EXERCISE OBJECTIVE
Transcribe the records exactly from the line with "Convert this screenshot" to the end, both included.

[Data entries]
==================================================

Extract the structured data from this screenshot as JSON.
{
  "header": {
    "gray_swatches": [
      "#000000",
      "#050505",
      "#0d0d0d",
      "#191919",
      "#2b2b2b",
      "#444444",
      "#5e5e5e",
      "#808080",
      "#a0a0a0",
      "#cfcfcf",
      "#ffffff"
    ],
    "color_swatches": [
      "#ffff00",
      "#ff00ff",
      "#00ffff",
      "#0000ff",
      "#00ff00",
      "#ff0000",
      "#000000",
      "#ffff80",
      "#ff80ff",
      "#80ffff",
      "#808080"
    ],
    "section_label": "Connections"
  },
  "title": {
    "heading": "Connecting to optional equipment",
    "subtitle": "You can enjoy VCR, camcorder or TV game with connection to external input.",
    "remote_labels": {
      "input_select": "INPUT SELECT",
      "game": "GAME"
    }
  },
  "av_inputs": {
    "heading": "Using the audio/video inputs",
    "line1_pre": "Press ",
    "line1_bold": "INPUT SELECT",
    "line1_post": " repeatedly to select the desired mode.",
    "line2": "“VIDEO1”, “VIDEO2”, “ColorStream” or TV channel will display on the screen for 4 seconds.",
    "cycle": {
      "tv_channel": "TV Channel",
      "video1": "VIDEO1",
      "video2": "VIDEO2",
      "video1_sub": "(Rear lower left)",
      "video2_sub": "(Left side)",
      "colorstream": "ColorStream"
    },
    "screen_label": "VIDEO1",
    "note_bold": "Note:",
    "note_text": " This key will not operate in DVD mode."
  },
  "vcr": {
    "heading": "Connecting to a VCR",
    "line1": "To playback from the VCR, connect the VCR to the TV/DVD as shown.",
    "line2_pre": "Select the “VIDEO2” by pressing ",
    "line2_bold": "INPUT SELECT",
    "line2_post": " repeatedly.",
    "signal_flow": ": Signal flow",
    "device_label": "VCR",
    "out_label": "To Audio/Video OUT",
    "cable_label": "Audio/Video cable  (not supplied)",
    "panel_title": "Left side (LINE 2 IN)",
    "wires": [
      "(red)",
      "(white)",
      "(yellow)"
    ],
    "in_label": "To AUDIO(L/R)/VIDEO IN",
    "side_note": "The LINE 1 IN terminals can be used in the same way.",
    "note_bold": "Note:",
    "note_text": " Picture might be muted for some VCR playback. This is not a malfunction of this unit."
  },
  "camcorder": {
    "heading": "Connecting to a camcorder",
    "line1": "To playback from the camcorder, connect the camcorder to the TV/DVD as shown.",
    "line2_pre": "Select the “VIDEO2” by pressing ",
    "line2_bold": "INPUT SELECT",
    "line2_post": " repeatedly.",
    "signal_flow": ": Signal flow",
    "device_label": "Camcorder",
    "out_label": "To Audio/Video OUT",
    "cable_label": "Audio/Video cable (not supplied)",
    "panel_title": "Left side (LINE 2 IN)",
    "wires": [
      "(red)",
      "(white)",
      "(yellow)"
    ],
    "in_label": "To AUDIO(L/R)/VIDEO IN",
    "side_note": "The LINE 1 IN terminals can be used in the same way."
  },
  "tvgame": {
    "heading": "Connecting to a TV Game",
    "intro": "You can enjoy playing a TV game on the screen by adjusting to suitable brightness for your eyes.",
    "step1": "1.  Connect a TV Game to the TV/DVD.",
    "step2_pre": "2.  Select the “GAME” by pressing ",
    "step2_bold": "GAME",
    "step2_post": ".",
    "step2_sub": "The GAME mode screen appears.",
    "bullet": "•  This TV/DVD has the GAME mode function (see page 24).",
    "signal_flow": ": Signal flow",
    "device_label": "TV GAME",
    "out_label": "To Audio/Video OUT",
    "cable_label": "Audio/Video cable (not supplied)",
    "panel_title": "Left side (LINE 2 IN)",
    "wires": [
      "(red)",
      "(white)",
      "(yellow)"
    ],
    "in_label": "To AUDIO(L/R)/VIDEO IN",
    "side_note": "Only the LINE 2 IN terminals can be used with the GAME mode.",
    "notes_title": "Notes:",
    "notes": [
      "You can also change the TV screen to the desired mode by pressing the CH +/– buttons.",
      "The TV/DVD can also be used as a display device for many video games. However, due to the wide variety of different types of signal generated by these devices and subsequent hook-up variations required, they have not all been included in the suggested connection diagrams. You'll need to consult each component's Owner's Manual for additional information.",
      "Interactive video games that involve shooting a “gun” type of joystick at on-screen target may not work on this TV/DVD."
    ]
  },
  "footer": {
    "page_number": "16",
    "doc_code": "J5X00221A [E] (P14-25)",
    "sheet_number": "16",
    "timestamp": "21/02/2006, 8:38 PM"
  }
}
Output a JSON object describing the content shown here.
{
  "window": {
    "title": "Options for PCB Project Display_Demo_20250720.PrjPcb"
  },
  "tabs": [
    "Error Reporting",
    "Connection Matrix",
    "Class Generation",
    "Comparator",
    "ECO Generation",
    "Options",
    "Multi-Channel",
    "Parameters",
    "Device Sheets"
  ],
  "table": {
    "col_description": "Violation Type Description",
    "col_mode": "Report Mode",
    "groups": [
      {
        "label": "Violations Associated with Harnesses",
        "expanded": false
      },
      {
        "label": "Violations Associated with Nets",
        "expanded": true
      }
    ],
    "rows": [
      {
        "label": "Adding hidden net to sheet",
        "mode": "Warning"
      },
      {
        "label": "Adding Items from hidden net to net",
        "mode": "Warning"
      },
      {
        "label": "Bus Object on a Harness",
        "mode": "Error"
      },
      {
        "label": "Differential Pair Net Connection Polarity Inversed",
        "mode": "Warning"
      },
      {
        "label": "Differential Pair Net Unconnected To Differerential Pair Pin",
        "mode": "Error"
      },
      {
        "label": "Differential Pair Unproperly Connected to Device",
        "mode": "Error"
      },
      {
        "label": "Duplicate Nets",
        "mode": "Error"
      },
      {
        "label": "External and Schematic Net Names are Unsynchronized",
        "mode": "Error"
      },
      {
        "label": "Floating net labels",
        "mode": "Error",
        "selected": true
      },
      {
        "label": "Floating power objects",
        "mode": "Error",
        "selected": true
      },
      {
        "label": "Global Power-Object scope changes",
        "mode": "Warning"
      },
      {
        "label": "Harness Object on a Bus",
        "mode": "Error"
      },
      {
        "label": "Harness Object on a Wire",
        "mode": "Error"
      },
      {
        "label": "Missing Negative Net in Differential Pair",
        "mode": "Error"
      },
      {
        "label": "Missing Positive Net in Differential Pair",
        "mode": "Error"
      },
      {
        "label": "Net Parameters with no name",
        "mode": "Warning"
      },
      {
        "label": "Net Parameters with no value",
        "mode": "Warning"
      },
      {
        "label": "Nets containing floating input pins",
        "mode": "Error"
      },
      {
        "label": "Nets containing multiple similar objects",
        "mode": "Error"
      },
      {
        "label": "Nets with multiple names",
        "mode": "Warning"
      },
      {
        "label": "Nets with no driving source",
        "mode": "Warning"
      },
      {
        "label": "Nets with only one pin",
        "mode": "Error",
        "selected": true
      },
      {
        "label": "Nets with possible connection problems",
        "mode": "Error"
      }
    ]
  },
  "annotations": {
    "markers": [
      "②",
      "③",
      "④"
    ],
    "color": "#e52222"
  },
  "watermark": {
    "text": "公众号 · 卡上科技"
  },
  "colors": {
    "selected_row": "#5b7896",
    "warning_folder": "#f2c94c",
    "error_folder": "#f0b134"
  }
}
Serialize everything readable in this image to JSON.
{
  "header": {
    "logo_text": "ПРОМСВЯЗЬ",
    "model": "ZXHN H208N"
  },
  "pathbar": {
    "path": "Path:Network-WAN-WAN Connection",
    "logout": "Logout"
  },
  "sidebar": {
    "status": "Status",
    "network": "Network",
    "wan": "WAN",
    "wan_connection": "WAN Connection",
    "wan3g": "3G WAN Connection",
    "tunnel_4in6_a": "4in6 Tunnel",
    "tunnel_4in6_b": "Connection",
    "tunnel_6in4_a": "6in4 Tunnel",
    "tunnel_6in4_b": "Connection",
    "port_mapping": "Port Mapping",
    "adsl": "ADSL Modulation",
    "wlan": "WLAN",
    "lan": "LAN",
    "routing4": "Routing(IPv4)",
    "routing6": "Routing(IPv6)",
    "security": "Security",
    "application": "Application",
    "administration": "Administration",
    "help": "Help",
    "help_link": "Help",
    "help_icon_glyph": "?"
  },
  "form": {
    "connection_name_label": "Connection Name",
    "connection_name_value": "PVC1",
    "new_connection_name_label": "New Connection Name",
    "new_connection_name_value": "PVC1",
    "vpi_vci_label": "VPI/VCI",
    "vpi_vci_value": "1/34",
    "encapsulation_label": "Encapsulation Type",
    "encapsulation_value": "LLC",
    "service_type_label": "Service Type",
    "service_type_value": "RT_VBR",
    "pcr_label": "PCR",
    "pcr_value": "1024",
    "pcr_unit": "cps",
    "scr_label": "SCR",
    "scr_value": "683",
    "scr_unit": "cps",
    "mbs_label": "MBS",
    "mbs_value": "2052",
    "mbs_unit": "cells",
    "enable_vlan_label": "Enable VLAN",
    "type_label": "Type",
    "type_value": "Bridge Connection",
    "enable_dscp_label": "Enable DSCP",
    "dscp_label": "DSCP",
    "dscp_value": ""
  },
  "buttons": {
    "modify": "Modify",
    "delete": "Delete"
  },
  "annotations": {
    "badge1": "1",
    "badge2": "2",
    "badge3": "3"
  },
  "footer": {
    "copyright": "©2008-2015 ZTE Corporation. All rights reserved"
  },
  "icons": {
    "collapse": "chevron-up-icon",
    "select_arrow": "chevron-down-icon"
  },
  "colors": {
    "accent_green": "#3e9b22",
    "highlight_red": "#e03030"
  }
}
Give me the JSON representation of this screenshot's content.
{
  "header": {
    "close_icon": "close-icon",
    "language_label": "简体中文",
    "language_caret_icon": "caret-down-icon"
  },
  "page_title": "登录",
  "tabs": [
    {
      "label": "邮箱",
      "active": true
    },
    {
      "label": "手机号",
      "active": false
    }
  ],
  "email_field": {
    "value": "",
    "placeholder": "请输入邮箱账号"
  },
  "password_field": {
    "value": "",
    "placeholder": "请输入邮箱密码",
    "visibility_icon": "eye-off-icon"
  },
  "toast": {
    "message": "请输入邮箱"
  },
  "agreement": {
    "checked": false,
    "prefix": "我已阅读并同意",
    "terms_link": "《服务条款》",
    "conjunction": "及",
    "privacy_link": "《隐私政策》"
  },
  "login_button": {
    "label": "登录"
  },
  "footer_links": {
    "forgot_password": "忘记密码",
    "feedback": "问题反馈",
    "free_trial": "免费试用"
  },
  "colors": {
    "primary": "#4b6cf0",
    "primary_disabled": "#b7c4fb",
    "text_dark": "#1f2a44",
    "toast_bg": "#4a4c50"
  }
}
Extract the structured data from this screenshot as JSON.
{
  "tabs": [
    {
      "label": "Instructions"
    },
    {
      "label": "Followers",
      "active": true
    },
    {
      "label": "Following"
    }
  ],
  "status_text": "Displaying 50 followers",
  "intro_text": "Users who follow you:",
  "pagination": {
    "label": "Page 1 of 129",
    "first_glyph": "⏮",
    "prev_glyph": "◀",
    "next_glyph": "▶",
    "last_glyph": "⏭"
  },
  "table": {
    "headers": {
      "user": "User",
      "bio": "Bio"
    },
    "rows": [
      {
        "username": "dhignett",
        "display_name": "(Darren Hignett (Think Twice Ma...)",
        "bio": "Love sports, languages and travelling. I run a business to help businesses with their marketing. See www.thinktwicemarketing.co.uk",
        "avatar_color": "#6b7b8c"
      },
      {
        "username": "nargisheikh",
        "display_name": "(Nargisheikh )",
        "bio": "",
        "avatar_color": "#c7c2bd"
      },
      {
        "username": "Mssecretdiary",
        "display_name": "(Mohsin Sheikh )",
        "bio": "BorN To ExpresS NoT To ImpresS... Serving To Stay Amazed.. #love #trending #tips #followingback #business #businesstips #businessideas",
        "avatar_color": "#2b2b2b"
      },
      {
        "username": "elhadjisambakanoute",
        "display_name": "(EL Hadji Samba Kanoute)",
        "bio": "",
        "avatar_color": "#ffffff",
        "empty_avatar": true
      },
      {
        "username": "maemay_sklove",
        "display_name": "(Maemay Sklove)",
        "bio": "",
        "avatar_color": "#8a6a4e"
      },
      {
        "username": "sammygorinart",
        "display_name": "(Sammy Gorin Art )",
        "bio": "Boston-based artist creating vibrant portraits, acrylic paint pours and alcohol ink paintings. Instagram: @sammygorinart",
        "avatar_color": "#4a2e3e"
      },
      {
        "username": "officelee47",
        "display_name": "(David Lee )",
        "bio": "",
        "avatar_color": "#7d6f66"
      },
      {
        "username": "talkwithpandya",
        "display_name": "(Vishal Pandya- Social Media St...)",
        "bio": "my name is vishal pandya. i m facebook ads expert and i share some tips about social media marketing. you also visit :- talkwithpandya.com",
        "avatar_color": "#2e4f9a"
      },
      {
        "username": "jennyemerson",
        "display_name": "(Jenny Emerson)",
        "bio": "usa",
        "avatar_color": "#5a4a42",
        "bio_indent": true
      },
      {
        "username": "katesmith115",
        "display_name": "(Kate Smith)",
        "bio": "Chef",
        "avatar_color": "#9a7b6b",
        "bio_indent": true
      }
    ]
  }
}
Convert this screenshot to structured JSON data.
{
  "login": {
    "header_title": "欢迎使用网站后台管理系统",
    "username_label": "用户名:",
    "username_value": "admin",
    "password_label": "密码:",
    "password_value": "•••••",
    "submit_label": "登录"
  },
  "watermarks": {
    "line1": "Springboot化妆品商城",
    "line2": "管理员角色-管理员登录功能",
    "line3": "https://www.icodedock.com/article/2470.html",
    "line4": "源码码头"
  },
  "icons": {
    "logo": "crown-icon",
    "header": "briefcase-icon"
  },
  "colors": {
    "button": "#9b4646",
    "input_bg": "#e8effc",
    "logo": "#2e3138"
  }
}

==================================================

RESPONSE
Convert this screenshot to structured JSON data.
{
  "login": {
    "header_title": "欢迎使用网站后台管理系统",
    "username_label": "用户名:",
    "username_value": "admin",
    "password_label": "密码:",
    "password_value": "•••••",
    "submit_label": "登录"
  },
  "watermarks": {
    "line1": "Springboot化妆品商城",
    "line2": "管理员角色-管理员登录功能",
    "line3": "https://www.icodedock.com/article/2470.html",
    "line4": "源码码头"
  },
  "icons": {
    "logo": "crown-icon",
    "header": "briefcase-icon"
  },
  "colors": {
    "button": "#9b4646",
    "input_bg": "#e8effc",
    "logo": "#2e3138"
  }
}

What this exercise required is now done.